#### [WHAT IS NEEDED]
Output an exact reproduction of the data.

[Collected data]
**********

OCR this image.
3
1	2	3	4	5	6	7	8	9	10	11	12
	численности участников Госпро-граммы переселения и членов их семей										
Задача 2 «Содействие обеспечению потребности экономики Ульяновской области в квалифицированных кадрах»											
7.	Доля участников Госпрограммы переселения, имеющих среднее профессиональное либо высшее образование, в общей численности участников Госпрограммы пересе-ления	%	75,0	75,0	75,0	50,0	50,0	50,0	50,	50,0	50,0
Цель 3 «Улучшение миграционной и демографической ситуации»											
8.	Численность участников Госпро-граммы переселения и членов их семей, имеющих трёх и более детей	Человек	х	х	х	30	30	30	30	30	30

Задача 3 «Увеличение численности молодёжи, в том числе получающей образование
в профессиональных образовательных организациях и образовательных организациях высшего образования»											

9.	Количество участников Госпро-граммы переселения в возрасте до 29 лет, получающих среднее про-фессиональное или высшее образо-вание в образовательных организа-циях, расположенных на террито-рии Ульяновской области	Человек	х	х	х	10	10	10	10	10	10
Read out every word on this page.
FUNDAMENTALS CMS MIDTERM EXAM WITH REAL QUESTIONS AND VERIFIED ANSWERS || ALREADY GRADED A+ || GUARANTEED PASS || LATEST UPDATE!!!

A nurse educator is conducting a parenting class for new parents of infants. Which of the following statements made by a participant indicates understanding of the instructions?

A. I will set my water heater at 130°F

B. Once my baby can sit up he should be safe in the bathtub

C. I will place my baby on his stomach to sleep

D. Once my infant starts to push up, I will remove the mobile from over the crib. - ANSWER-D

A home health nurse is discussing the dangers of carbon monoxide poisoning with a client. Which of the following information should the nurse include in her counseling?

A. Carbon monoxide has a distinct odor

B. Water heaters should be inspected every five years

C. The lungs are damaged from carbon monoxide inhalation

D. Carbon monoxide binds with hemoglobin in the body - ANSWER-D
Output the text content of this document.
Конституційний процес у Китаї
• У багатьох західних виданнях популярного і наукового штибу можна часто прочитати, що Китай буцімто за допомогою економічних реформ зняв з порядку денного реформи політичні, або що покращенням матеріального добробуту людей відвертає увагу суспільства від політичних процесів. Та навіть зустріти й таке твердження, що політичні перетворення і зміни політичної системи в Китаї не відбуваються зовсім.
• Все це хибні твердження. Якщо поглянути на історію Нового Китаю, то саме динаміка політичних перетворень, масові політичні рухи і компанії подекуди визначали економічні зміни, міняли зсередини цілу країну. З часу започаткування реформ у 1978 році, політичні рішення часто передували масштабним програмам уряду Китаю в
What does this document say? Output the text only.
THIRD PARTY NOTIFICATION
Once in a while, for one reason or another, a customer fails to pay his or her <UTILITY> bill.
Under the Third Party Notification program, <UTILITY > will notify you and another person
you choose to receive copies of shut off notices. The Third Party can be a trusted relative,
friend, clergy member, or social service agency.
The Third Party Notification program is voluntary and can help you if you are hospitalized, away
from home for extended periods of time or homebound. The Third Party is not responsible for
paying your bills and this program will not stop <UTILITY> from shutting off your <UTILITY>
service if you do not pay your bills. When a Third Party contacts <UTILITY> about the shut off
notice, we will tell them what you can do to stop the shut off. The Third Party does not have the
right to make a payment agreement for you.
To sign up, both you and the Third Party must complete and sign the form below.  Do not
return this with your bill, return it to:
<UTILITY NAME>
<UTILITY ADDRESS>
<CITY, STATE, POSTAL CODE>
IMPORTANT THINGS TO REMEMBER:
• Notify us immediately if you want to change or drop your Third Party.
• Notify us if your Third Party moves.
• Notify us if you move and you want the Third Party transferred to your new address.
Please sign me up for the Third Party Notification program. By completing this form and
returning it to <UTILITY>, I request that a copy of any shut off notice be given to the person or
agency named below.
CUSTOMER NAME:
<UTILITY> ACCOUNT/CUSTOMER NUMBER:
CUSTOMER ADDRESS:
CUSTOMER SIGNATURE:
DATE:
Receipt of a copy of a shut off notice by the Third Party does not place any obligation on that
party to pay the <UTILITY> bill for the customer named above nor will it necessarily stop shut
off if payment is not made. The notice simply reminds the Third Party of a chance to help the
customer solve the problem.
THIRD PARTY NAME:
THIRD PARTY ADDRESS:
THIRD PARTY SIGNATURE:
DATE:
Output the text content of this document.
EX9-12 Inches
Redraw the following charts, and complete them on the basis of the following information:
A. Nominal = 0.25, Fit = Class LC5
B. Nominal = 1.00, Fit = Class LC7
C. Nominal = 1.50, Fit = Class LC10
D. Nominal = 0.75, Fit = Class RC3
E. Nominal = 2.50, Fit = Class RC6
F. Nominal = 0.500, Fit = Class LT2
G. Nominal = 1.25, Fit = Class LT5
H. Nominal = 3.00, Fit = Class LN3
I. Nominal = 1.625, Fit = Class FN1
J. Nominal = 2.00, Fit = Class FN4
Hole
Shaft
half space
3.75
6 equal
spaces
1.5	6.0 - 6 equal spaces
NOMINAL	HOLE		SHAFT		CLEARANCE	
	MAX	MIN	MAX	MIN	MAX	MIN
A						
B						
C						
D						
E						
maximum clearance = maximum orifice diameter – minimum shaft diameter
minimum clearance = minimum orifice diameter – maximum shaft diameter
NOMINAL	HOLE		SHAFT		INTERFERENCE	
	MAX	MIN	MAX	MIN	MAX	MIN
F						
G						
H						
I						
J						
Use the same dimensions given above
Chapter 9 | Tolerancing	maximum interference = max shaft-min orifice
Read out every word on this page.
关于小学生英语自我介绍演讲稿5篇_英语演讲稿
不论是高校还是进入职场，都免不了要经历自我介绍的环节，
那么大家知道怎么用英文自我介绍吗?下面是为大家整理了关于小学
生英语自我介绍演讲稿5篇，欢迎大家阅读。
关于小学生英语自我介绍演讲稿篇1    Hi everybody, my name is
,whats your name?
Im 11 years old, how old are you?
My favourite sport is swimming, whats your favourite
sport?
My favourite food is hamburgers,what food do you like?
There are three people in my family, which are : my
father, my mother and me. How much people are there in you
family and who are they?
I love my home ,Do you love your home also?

**********

#### [TASK OUTPUT]
OCR this image.
3
1	2	3	4	5	6	7	8	9	10	11	12
	численности участников Госпро-граммы переселения и членов их семей										
Задача 2 «Содействие обеспечению потребности экономики Ульяновской области в квалифицированных кадрах»											
7.	Доля участников Госпрограммы переселения, имеющих среднее профессиональное либо высшее образование, в общей численности участников Госпрограммы пересе-ления	%	75,0	75,0	75,0	50,0	50,0	50,0	50,	50,0	50,0
Цель 3 «Улучшение миграционной и демографической ситуации»											
8.	Численность участников Госпро-граммы переселения и членов их семей, имеющих трёх и более детей	Человек	х	х	х	30	30	30	30	30	30

Задача 3 «Увеличение численности молодёжи, в том числе получающей образование
в профессиональных образовательных организациях и образовательных организациях высшего образования»											

9.	Количество участников Госпро-граммы переселения в возрасте до 29 лет, получающих среднее про-фессиональное или высшее образо-вание в образовательных организа-циях, расположенных на террито-рии Ульяновской области	Человек	х	х	х	10	10	10	10	10	10
Read out every word on this page.
FUNDAMENTALS CMS MIDTERM EXAM WITH REAL QUESTIONS AND VERIFIED ANSWERS || ALREADY GRADED A+ || GUARANTEED PASS || LATEST UPDATE!!!

A nurse educator is conducting a parenting class for new parents of infants. Which of the following statements made by a participant indicates understanding of the instructions?

A. I will set my water heater at 130°F

B. Once my baby can sit up he should be safe in the bathtub

C. I will place my baby on his stomach to sleep

D. Once my infant starts to push up, I will remove the mobile from over the crib. - ANSWER-D

A home health nurse is discussing the dangers of carbon monoxide poisoning with a client. Which of the following information should the nurse include in her counseling?

A. Carbon monoxide has a distinct odor

B. Water heaters should be inspected every five years

C. The lungs are damaged from carbon monoxide inhalation

D. Carbon monoxide binds with hemoglobin in the body - ANSWER-D
Output the text content of this document.
Конституційний процес у Китаї
• У багатьох західних виданнях популярного і наукового штибу можна часто прочитати, що Китай буцімто за допомогою економічних реформ зняв з порядку денного реформи політичні, або що покращенням матеріального добробуту людей відвертає увагу суспільства від політичних процесів. Та навіть зустріти й таке твердження, що політичні перетворення і зміни політичної системи в Китаї не відбуваються зовсім.
• Все це хибні твердження. Якщо поглянути на історію Нового Китаю, то саме динаміка політичних перетворень, масові політичні рухи і компанії подекуди визначали економічні зміни, міняли зсередини цілу країну. З часу започаткування реформ у 1978 році, політичні рішення часто передували масштабним програмам уряду Китаю в
What does this document say? Output the text only.
THIRD PARTY NOTIFICATION
Once in a while, for one reason or another, a customer fails to pay his or her <UTILITY> bill.
Under the Third Party Notification program, <UTILITY > will notify you and another person
you choose to receive copies of shut off notices. The Third Party can be a trusted relative,
friend, clergy member, or social service agency.
The Third Party Notification program is voluntary and can help you if you are hospitalized, away
from home for extended periods of time or homebound. The Third Party is not responsible for
paying your bills and this program will not stop <UTILITY> from shutting off your <UTILITY>
service if you do not pay your bills. When a Third Party contacts <UTILITY> about the shut off
notice, we will tell them what you can do to stop the shut off. The Third Party does not have the
right to make a payment agreement for you.
To sign up, both you and the Third Party must complete and sign the form below.  Do not
return this with your bill, return it to:
<UTILITY NAME>
<UTILITY ADDRESS>
<CITY, STATE, POSTAL CODE>
IMPORTANT THINGS TO REMEMBER:
• Notify us immediately if you want to change or drop your Third Party.
• Notify us if your Third Party moves.
• Notify us if you move and you want the Third Party transferred to your new address.
Please sign me up for the Third Party Notification program. By completing this form and
returning it to <UTILITY>, I request that a copy of any shut off notice be given to the person or
agency named below.
CUSTOMER NAME:
<UTILITY> ACCOUNT/CUSTOMER NUMBER:
CUSTOMER ADDRESS:
CUSTOMER SIGNATURE:
DATE:
Receipt of a copy of a shut off notice by the Third Party does not place any obligation on that
party to pay the <UTILITY> bill for the customer named above nor will it necessarily stop shut
off if payment is not made. The notice simply reminds the Third Party of a chance to help the
customer solve the problem.
THIRD PARTY NAME:
THIRD PARTY ADDRESS:
THIRD PARTY SIGNATURE:
DATE:
Output the text content of this document.
EX9-12 Inches
Redraw the following charts, and complete them on the basis of the following information:
A. Nominal = 0.25, Fit = Class LC5
B. Nominal = 1.00, Fit = Class LC7
C. Nominal = 1.50, Fit = Class LC10
D. Nominal = 0.75, Fit = Class RC3
E. Nominal = 2.50, Fit = Class RC6
F. Nominal = 0.500, Fit = Class LT2
G. Nominal = 1.25, Fit = Class LT5
H. Nominal = 3.00, Fit = Class LN3
I. Nominal = 1.625, Fit = Class FN1
J. Nominal = 2.00, Fit = Class FN4
Hole
Shaft
half space
3.75
6 equal
spaces
1.5	6.0 - 6 equal spaces
NOMINAL	HOLE		SHAFT		CLEARANCE	
	MAX	MIN	MAX	MIN	MAX	MIN
A						
B						
C						
D						
E						
maximum clearance = maximum orifice diameter – minimum shaft diameter
minimum clearance = minimum orifice diameter – maximum shaft diameter
NOMINAL	HOLE		SHAFT		INTERFERENCE	
	MAX	MIN	MAX	MIN	MAX	MIN
F						
G						
H						
I						
J						
Use the same dimensions given above
Chapter 9 | Tolerancing	maximum interference = max shaft-min orifice
Read out every word on this page.
关于小学生英语自我介绍演讲稿5篇_英语演讲稿
不论是高校还是进入职场，都免不了要经历自我介绍的环节，
那么大家知道怎么用英文自我介绍吗?下面是为大家整理了关于小学
生英语自我介绍演讲稿5篇，欢迎大家阅读。
关于小学生英语自我介绍演讲稿篇1    Hi everybody, my name is
,whats your name?
Im 11 years old, how old are you?
My favourite sport is swimming, whats your favourite
sport?
My favourite food is hamburgers,what food do you like?
There are three people in my family, which are : my
father, my mother and me. How much people are there in you
family and who are they?
I love my home ,Do you love your home also?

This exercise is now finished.